=== Task data ===

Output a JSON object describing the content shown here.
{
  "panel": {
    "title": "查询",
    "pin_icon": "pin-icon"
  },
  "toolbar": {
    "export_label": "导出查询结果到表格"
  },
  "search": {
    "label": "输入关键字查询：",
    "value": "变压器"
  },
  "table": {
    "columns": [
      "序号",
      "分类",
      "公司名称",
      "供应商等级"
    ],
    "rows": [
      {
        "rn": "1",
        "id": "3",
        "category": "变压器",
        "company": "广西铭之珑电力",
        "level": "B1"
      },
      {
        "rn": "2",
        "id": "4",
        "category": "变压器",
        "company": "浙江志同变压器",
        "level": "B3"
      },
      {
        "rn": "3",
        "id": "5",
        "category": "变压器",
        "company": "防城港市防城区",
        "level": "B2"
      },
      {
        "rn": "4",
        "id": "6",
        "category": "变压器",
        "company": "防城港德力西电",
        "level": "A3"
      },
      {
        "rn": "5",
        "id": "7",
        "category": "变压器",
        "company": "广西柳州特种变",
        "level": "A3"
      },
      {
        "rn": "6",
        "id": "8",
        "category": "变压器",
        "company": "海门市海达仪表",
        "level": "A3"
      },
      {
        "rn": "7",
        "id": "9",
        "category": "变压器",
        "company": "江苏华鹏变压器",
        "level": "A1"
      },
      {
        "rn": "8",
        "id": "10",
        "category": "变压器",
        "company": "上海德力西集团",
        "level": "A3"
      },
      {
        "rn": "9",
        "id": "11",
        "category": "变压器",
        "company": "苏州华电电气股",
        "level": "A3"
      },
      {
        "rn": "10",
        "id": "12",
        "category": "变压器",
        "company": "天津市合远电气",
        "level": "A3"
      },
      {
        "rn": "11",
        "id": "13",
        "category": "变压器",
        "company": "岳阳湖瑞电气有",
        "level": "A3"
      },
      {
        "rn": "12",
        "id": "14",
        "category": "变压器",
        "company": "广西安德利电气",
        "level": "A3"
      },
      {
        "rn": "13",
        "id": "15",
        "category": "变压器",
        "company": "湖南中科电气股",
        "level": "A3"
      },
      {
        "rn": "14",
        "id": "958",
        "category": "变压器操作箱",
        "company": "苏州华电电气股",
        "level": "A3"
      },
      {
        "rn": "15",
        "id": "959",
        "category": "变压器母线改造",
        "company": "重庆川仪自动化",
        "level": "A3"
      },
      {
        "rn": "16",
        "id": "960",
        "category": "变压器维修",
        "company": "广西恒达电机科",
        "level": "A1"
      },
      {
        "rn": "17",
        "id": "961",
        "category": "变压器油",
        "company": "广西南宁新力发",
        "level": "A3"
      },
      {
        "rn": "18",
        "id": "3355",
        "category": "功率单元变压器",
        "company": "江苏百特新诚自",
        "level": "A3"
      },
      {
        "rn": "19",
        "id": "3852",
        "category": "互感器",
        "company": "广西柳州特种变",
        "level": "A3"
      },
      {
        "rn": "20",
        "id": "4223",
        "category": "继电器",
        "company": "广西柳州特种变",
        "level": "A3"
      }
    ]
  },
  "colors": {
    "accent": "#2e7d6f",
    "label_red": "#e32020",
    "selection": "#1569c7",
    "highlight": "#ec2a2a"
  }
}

===

### [Aim]
Could you transcribe the records in full, exactly?

### [Reply]
Output a JSON object describing the content shown here.
{
  "panel": {
    "title": "查询",
    "pin_icon": "pin-icon"
  },
  "toolbar": {
    "export_label": "导出查询结果到表格"
  },
  "search": {
    "label": "输入关键字查询：",
    "value": "变压器"
  },
  "table": {
    "columns": [
      "序号",
      "分类",
      "公司名称",
      "供应商等级"
    ],
    "rows": [
      {
        "rn": "1",
        "id": "3",
        "category": "变压器",
        "company": "广西铭之珑电力",
        "level": "B1"
      },
      {
        "rn": "2",
        "id": "4",
        "category": "变压器",
        "company": "浙江志同变压器",
        "level": "B3"
      },
      {
        "rn": "3",
        "id": "5",
        "category": "变压器",
        "company": "防城港市防城区",
        "level": "B2"
      },
      {
        "rn": "4",
        "id": "6",
        "category": "变压器",
        "company": "防城港德力西电",
        "level": "A3"
      },
      {
        "rn": "5",
        "id": "7",
        "category": "变压器",
        "company": "广西柳州特种变",
        "level": "A3"
      },
      {
        "rn": "6",
        "id": "8",
        "category": "变压器",
        "company": "海门市海达仪表",
        "level": "A3"
      },
      {
        "rn": "7",
        "id": "9",
        "category": "变压器",
        "company": "江苏华鹏变压器",
        "level": "A1"
      },
      {
        "rn": "8",
        "id": "10",
        "category": "变压器",
        "company": "上海德力西集团",
        "level": "A3"
      },
      {
        "rn": "9",
        "id": "11",
        "category": "变压器",
        "company": "苏州华电电气股",
        "level": "A3"
      },
      {
        "rn": "10",
        "id": "12",
        "category": "变压器",
        "company": "天津市合远电气",
        "level": "A3"
      },
      {
        "rn": "11",
        "id": "13",
        "category": "变压器",
        "company": "岳阳湖瑞电气有",
        "level": "A3"
      },
      {
        "rn": "12",
        "id": "14",
        "category": "变压器",
        "company": "广西安德利电气",
        "level": "A3"
      },
      {
        "rn": "13",
        "id": "15",
        "category": "变压器",
        "company": "湖南中科电气股",
        "level": "A3"
      },
      {
        "rn": "14",
        "id": "958",
        "category": "变压器操作箱",
        "company": "苏州华电电气股",
        "level": "A3"
      },
      {
        "rn": "15",
        "id": "959",
        "category": "变压器母线改造",
        "company": "重庆川仪自动化",
        "level": "A3"
      },
      {
        "rn": "16",
        "id": "960",
        "category": "变压器维修",
        "company": "广西恒达电机科",
        "level": "A1"
      },
      {
        "rn": "17",
        "id": "961",
        "category": "变压器油",
        "company": "广西南宁新力发",
        "level": "A3"
      },
      {
        "rn": "18",
        "id": "3355",
        "category": "功率单元变压器",
        "company": "江苏百特新诚自",
        "level": "A3"
      },
      {
        "rn": "19",
        "id": "3852",
        "category": "互感器",
        "company": "广西柳州特种变",
        "level": "A3"
      },
      {
        "rn": "20",
        "id": "4223",
        "category": "继电器",
        "company": "广西柳州特种变",
        "level": "A3"
      }
    ]
  },
  "colors": {
    "accent": "#2e7d6f",
    "label_red": "#e32020",
    "selection": "#1569c7",
    "highlight": "#ec2a2a"
  }
}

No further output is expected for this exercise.